*TO BE DONE*.
Quote every entry word for word.

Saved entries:

## Begin

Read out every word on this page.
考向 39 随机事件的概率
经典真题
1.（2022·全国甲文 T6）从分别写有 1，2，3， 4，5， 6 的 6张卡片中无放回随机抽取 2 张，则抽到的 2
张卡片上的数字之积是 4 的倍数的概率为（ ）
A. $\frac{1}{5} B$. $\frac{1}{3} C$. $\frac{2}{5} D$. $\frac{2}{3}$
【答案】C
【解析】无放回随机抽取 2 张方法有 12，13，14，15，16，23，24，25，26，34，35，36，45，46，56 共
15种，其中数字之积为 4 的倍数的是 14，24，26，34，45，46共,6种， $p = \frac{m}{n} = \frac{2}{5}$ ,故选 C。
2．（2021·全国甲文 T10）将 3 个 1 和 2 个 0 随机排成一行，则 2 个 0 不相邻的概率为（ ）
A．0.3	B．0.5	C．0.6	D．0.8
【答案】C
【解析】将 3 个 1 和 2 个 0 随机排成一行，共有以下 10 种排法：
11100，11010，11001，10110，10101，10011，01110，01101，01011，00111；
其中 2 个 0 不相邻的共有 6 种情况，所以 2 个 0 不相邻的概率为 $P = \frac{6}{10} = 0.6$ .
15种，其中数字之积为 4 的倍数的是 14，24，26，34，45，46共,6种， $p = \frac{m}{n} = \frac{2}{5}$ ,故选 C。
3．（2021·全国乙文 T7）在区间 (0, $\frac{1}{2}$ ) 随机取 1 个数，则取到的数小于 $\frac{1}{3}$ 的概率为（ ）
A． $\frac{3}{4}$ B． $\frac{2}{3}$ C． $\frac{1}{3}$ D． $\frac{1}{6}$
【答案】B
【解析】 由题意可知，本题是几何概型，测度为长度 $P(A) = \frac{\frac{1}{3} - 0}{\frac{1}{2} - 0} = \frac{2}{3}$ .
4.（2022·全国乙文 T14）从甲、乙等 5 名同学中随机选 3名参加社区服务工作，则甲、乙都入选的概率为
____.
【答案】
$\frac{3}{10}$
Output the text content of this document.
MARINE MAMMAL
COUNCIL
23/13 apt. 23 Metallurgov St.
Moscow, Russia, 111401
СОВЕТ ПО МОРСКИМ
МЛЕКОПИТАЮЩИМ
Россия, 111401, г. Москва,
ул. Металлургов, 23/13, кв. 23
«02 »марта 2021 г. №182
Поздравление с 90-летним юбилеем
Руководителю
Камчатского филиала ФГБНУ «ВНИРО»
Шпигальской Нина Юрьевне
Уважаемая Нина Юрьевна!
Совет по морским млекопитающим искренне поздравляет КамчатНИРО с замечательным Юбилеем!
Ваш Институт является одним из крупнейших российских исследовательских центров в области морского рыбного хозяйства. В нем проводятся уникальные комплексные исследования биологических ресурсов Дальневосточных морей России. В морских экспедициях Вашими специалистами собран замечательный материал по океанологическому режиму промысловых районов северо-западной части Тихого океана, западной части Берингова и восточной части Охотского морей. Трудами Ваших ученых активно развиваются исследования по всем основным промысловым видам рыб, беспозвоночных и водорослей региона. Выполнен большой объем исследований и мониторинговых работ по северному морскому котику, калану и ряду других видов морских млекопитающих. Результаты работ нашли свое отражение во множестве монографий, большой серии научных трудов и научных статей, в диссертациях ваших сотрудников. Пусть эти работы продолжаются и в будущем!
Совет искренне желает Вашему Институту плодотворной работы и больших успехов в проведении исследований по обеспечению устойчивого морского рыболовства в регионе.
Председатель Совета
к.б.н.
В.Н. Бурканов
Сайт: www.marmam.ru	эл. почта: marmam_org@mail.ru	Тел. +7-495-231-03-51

## End

*ANSWER TO THIS PROBLEM*.
Read out every word on this page.
考向 39 随机事件的概率
经典真题
1.（2022·全国甲文 T6）从分别写有 1，2，3， 4，5， 6 的 6张卡片中无放回随机抽取 2 张，则抽到的 2
张卡片上的数字之积是 4 的倍数的概率为（ ）
A. $\frac{1}{5} B$. $\frac{1}{3} C$. $\frac{2}{5} D$. $\frac{2}{3}$
【答案】C
【解析】无放回随机抽取 2 张方法有 12，13，14，15，16，23，24，25，26，34，35，36，45，46，56 共
15种，其中数字之积为 4 的倍数的是 14，24，26，34，45，46共,6种， $p = \frac{m}{n} = \frac{2}{5}$ ,故选 C。
2．（2021·全国甲文 T10）将 3 个 1 和 2 个 0 随机排成一行，则 2 个 0 不相邻的概率为（ ）
A．0.3	B．0.5	C．0.6	D．0.8
【答案】C
【解析】将 3 个 1 和 2 个 0 随机排成一行，共有以下 10 种排法：
11100，11010，11001，10110，10101，10011，01110，01101，01011，00111；
其中 2 个 0 不相邻的共有 6 种情况，所以 2 个 0 不相邻的概率为 $P = \frac{6}{10} = 0.6$ .
15种，其中数字之积为 4 的倍数的是 14，24，26，34，45，46共,6种， $p = \frac{m}{n} = \frac{2}{5}$ ,故选 C。
3．（2021·全国乙文 T7）在区间 (0, $\frac{1}{2}$ ) 随机取 1 个数，则取到的数小于 $\frac{1}{3}$ 的概率为（ ）
A． $\frac{3}{4}$ B． $\frac{2}{3}$ C． $\frac{1}{3}$ D． $\frac{1}{6}$
【答案】B
【解析】 由题意可知，本题是几何概型，测度为长度 $P(A) = \frac{\frac{1}{3} - 0}{\frac{1}{2} - 0} = \frac{2}{3}$ .
4.（2022·全国乙文 T14）从甲、乙等 5 名同学中随机选 3名参加社区服务工作，则甲、乙都入选的概率为
____.
【答案】
$\frac{3}{10}$
Output the text content of this document.
MARINE MAMMAL
COUNCIL
23/13 apt. 23 Metallurgov St.
Moscow, Russia, 111401
СОВЕТ ПО МОРСКИМ
МЛЕКОПИТАЮЩИМ
Россия, 111401, г. Москва,
ул. Металлургов, 23/13, кв. 23
«02 »марта 2021 г. №182
Поздравление с 90-летним юбилеем
Руководителю
Камчатского филиала ФГБНУ «ВНИРО»
Шпигальской Нина Юрьевне
Уважаемая Нина Юрьевна!
Совет по морским млекопитающим искренне поздравляет КамчатНИРО с замечательным Юбилеем!
Ваш Институт является одним из крупнейших российских исследовательских центров в области морского рыбного хозяйства. В нем проводятся уникальные комплексные исследования биологических ресурсов Дальневосточных морей России. В морских экспедициях Вашими специалистами собран замечательный материал по океанологическому режиму промысловых районов северо-западной части Тихого океана, западной части Берингова и восточной части Охотского морей. Трудами Ваших ученых активно развиваются исследования по всем основным промысловым видам рыб, беспозвоночных и водорослей региона. Выполнен большой объем исследований и мониторинговых работ по северному морскому котику, калану и ряду других видов морских млекопитающих. Результаты работ нашли свое отражение во множестве монографий, большой серии научных трудов и научных статей, в диссертациях ваших сотрудников. Пусть эти работы продолжаются и в будущем!
Совет искренне желает Вашему Институту плодотворной работы и больших успехов в проведении исследований по обеспечению устойчивого морского рыболовства в регионе.
Председатель Совета
к.б.н.
В.Н. Бурканов
Сайт: www.marmam.ru	эл. почта: marmam_org@mail.ru	Тел. +7-495-231-03-51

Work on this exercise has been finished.